WHAT YOU SHOULD DO
Count lines holding the word "true". Only the number is wanted.

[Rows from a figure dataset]
^^^^^^^^
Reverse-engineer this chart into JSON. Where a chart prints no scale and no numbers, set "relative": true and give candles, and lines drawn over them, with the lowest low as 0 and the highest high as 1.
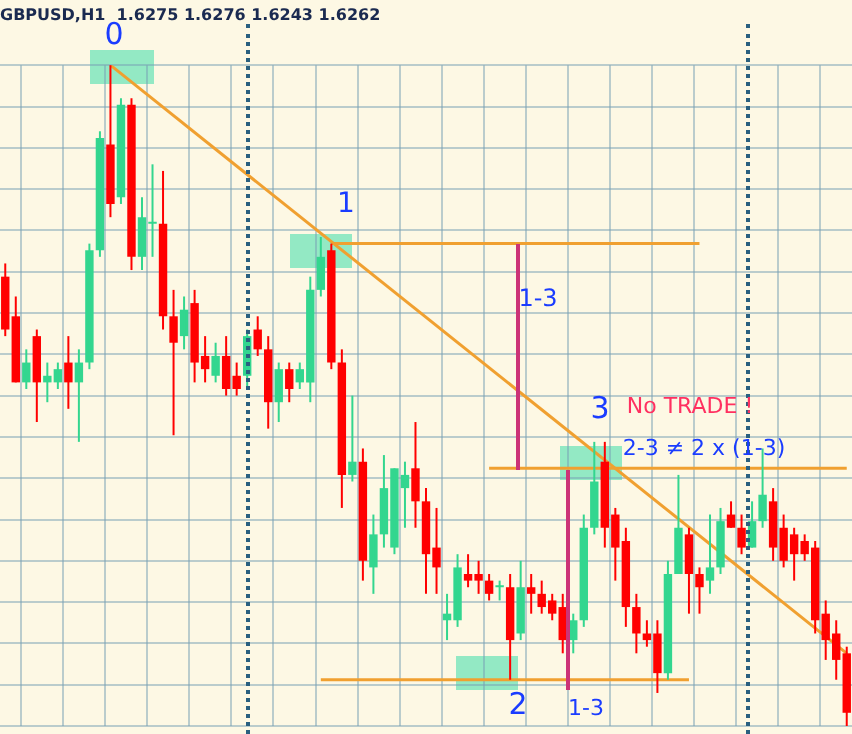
{
  "chart_data": {
    "type": "candlestick",
    "title": "GBPUSD,H1  1.6275 1.6276 1.6243 1.6262",
    "relative": true,
    "grid": true,
    "tick_labels": false,
    "categories": [
      null,
      null,
      null,
      null,
      null,
      null,
      null,
      null,
      null,
      null,
      null,
      null,
      null,
      null,
      null,
      null,
      null,
      null,
      null,
      null,
      null,
      null,
      null,
      null,
      null,
      null,
      null,
      null,
      null,
      null,
      null,
      null,
      null,
      null,
      null,
      null,
      null,
      null,
      null,
      null,
      null,
      null,
      null,
      null,
      null,
      null,
      null,
      null,
      null,
      null,
      null,
      null,
      null,
      null,
      null,
      null,
      null,
      null,
      null,
      null,
      null,
      null,
      null,
      null,
      null,
      null,
      null,
      null,
      null,
      null,
      null,
      null,
      null,
      null,
      null,
      null,
      null,
      null,
      null,
      null,
      null
    ],
    "ohlc": [
      [
        0.68,
        0.7,
        0.59,
        0.6
      ],
      [
        0.62,
        0.65,
        0.52,
        0.52
      ],
      [
        0.52,
        0.57,
        0.51,
        0.55
      ],
      [
        0.59,
        0.6,
        0.46,
        0.52
      ],
      [
        0.52,
        0.55,
        0.49,
        0.53
      ],
      [
        0.52,
        0.55,
        0.51,
        0.54
      ],
      [
        0.55,
        0.59,
        0.48,
        0.52
      ],
      [
        0.52,
        0.57,
        0.43,
        0.55
      ],
      [
        0.55,
        0.73,
        0.54,
        0.72
      ],
      [
        0.72,
        0.9,
        0.71,
        0.89
      ],
      [
        0.88,
        1,
        0.77,
        0.79
      ],
      [
        0.8,
        0.95,
        0.79,
        0.94
      ],
      [
        0.94,
        0.95,
        0.69,
        0.71
      ],
      [
        0.71,
        0.8,
        0.69,
        0.77
      ],
      [
        0.76,
        0.85,
        0.71,
        0.76
      ],
      [
        0.76,
        0.84,
        0.6,
        0.62
      ],
      [
        0.62,
        0.66,
        0.44,
        0.58
      ],
      [
        0.59,
        0.65,
        0.57,
        0.63
      ],
      [
        0.64,
        0.66,
        0.52,
        0.55
      ],
      [
        0.56,
        0.59,
        0.52,
        0.54
      ],
      [
        0.53,
        0.58,
        0.52,
        0.56
      ],
      [
        0.56,
        0.59,
        0.5,
        0.51
      ],
      [
        0.53,
        0.55,
        0.5,
        0.51
      ],
      [
        0.53,
        0.6,
        0.51,
        0.59
      ],
      [
        0.6,
        0.62,
        0.56,
        0.57
      ],
      [
        0.57,
        0.59,
        0.45,
        0.49
      ],
      [
        0.49,
        0.55,
        0.46,
        0.54
      ],
      [
        0.54,
        0.55,
        0.49,
        0.51
      ],
      [
        0.52,
        0.55,
        0.51,
        0.54
      ],
      [
        0.52,
        0.68,
        0.49,
        0.66
      ],
      [
        0.66,
        0.74,
        0.65,
        0.71
      ],
      [
        0.72,
        0.73,
        0.54,
        0.55
      ],
      [
        0.55,
        0.57,
        0.33,
        0.38
      ],
      [
        0.38,
        0.5,
        0.37,
        0.4
      ],
      [
        0.4,
        0.42,
        0.22,
        0.25
      ],
      [
        0.24,
        0.32,
        0.2,
        0.29
      ],
      [
        0.29,
        0.41,
        0.27,
        0.36
      ],
      [
        0.27,
        0.39,
        0.26,
        0.39
      ],
      [
        0.36,
        0.4,
        0.3,
        0.38
      ],
      [
        0.39,
        0.46,
        0.3,
        0.34
      ],
      [
        0.34,
        0.36,
        0.2,
        0.26
      ],
      [
        0.27,
        0.33,
        0.2,
        0.24
      ],
      [
        0.16,
        0.2,
        0.13,
        0.17
      ],
      [
        0.16,
        0.26,
        0.15,
        0.24
      ],
      [
        0.23,
        0.26,
        0.21,
        0.22
      ],
      [
        0.23,
        0.25,
        0.2,
        0.22
      ],
      [
        0.22,
        0.23,
        0.19,
        0.2
      ],
      [
        0.21,
        0.22,
        0.19,
        0.21
      ],
      [
        0.21,
        0.23,
        0.07,
        0.13
      ],
      [
        0.14,
        0.25,
        0.13,
        0.21
      ],
      [
        0.21,
        0.23,
        0.17,
        0.2
      ],
      [
        0.2,
        0.22,
        0.17,
        0.18
      ],
      [
        0.19,
        0.2,
        0.16,
        0.17
      ],
      [
        0.18,
        0.2,
        0.11,
        0.13
      ],
      [
        0.13,
        0.17,
        0.11,
        0.16
      ],
      [
        0.16,
        0.32,
        0.15,
        0.3
      ],
      [
        0.3,
        0.43,
        0.29,
        0.37
      ],
      [
        0.4,
        0.43,
        0.27,
        0.3
      ],
      [
        0.32,
        0.33,
        0.22,
        0.27
      ],
      [
        0.28,
        0.3,
        0.15,
        0.18
      ],
      [
        0.18,
        0.2,
        0.11,
        0.14
      ],
      [
        0.14,
        0.16,
        0.12,
        0.13
      ],
      [
        0.14,
        0.16,
        0.05,
        0.08
      ],
      [
        0.08,
        0.25,
        0.07,
        0.23
      ],
      [
        0.23,
        0.38,
        0.23,
        0.3
      ],
      [
        0.29,
        0.3,
        0.17,
        0.23
      ],
      [
        0.23,
        0.24,
        0.17,
        0.21
      ],
      [
        0.22,
        0.32,
        0.2,
        0.24
      ],
      [
        0.24,
        0.33,
        0.23,
        0.31
      ],
      [
        0.32,
        0.34,
        0.3,
        0.3
      ],
      [
        0.3,
        0.32,
        0.26,
        0.27
      ],
      [
        0.27,
        0.34,
        0.27,
        0.31
      ],
      [
        0.31,
        0.42,
        0.3,
        0.35
      ],
      [
        0.34,
        0.36,
        0.25,
        0.27
      ],
      [
        0.3,
        0.32,
        0.24,
        0.25
      ],
      [
        0.29,
        0.3,
        0.22,
        0.26
      ],
      [
        0.28,
        0.29,
        0.25,
        0.26
      ],
      [
        0.27,
        0.28,
        0.14,
        0.16
      ],
      [
        0.17,
        0.19,
        0.1,
        0.13
      ],
      [
        0.14,
        0.16,
        0.07,
        0.1
      ],
      [
        0.11,
        0.12,
        0,
        0.02
      ]
    ],
    "colors": [
      "#ff0000",
      "#ff0000",
      "#33d68f",
      "#ff0000",
      "#33d68f",
      "#33d68f",
      "#ff0000",
      "#33d68f",
      "#33d68f",
      "#33d68f",
      "#ff0000",
      "#33d68f",
      "#ff0000",
      "#33d68f",
      "#33d68f",
      "#ff0000",
      "#ff0000",
      "#33d68f",
      "#ff0000",
      "#ff0000",
      "#33d68f",
      "#ff0000",
      "#ff0000",
      "#33d68f",
      "#ff0000",
      "#ff0000",
      "#33d68f",
      "#ff0000",
      "#33d68f",
      "#33d68f",
      "#33d68f",
      "#ff0000",
      "#ff0000",
      "#33d68f",
      "#ff0000",
      "#33d68f",
      "#33d68f",
      "#33d68f",
      "#33d68f",
      "#ff0000",
      "#ff0000",
      "#ff0000",
      "#33d68f",
      "#33d68f",
      "#ff0000",
      "#ff0000",
      "#ff0000",
      "#33d68f",
      "#ff0000",
      "#33d68f",
      "#ff0000",
      "#ff0000",
      "#ff0000",
      "#ff0000",
      "#33d68f",
      "#33d68f",
      "#33d68f",
      "#ff0000",
      "#ff0000",
      "#ff0000",
      "#ff0000",
      "#ff0000",
      "#ff0000",
      "#33d68f",
      "#33d68f",
      "#ff0000",
      "#ff0000",
      "#33d68f",
      "#33d68f",
      "#ff0000",
      "#ff0000",
      "#33d68f",
      "#33d68f",
      "#ff0000",
      "#ff0000",
      "#ff0000",
      "#ff0000",
      "#ff0000",
      "#ff0000",
      "#ff0000",
      "#ff0000"
    ],
    "series": [
      {
        "type": "line",
        "color": "#f0a030",
        "values": [
          null,
          null,
          null,
          null,
          null,
          null,
          null,
          null,
          null,
          null,
          1,
          null,
          null,
          null,
          null,
          null,
          null,
          null,
          null,
          null,
          null,
          null,
          null,
          null,
          null,
          null,
          null,
          null,
          null,
          null,
          null,
          null,
          null,
          null,
          null,
          null,
          null,
          null,
          null,
          null,
          null,
          null,
          null,
          null,
          null,
          null,
          null,
          null,
          null,
          null,
          null,
          null,
          null,
          null,
          null,
          null,
          null,
          null,
          null,
          null,
          null,
          null,
          null,
          null,
          null,
          null,
          null,
          null,
          null,
          null,
          null,
          null,
          null,
          null,
          null,
          null,
          null,
          null,
          null,
          null,
          0.11
        ]
      },
      {
        "type": "line",
        "color": "#f0a030",
        "values": [
          null,
          null,
          null,
          null,
          null,
          null,
          null,
          null,
          null,
          null,
          null,
          null,
          null,
          null,
          null,
          null,
          null,
          null,
          null,
          null,
          null,
          null,
          null,
          null,
          null,
          null,
          null,
          null,
          null,
          null,
          null,
          0.73,
          null,
          null,
          null,
          null,
          null,
          null,
          null,
          null,
          null,
          null,
          null,
          null,
          null,
          null,
          null,
          null,
          null,
          null,
          null,
          null,
          null,
          null,
          null,
          null,
          null,
          null,
          null,
          null,
          null,
          null,
          null,
          null,
          null,
          null,
          0.73,
          null,
          null,
          null,
          null,
          null,
          null,
          null,
          null,
          null,
          null,
          null,
          null,
          null,
          null
        ]
      },
      {
        "type": "line",
        "color": "#f0a030",
        "values": [
          null,
          null,
          null,
          null,
          null,
          null,
          null,
          null,
          null,
          null,
          null,
          null,
          null,
          null,
          null,
          null,
          null,
          null,
          null,
          null,
          null,
          null,
          null,
          null,
          null,
          null,
          null,
          null,
          null,
          null,
          0.07,
          null,
          null,
          null,
          null,
          null,
          null,
          null,
          null,
          null,
          null,
          null,
          null,
          null,
          null,
          null,
          null,
          null,
          null,
          null,
          null,
          null,
          null,
          null,
          null,
          null,
          null,
          null,
          null,
          null,
          null,
          null,
          null,
          null,
          null,
          0.07,
          null,
          null,
          null,
          null,
          null,
          null,
          null,
          null,
          null,
          null,
          null,
          null,
          null,
          null,
          null
        ]
      },
      {
        "type": "line",
        "color": "#f0a030",
        "values": [
          null,
          null,
          null,
          null,
          null,
          null,
          null,
          null,
          null,
          null,
          null,
          null,
          null,
          null,
          null,
          null,
          null,
          null,
          null,
          null,
          null,
          null,
          null,
          null,
          null,
          null,
          null,
          null,
          null,
          null,
          null,
          null,
          null,
          null,
          null,
          null,
          null,
          null,
          null,
          null,
          null,
          null,
          null,
          null,
          null,
          null,
          0.39,
          null,
          null,
          null,
          null,
          null,
          null,
          null,
          null,
          null,
          null,
          null,
          null,
          null,
          null,
          null,
          null,
          null,
          null,
          null,
          null,
          null,
          null,
          null,
          null,
          null,
          null,
          null,
          null,
          null,
          null,
          null,
          null,
          null,
          0.39
        ]
      }
    ],
    "annotations": [
      "0",
      "1",
      "1-3",
      "3",
      "No TRADE !",
      "2-3 ≠ 2 x (1-3)",
      "2",
      "1-3"
    ]
  }
}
^^^^^^^^
RESULT FOR THIS TASK
3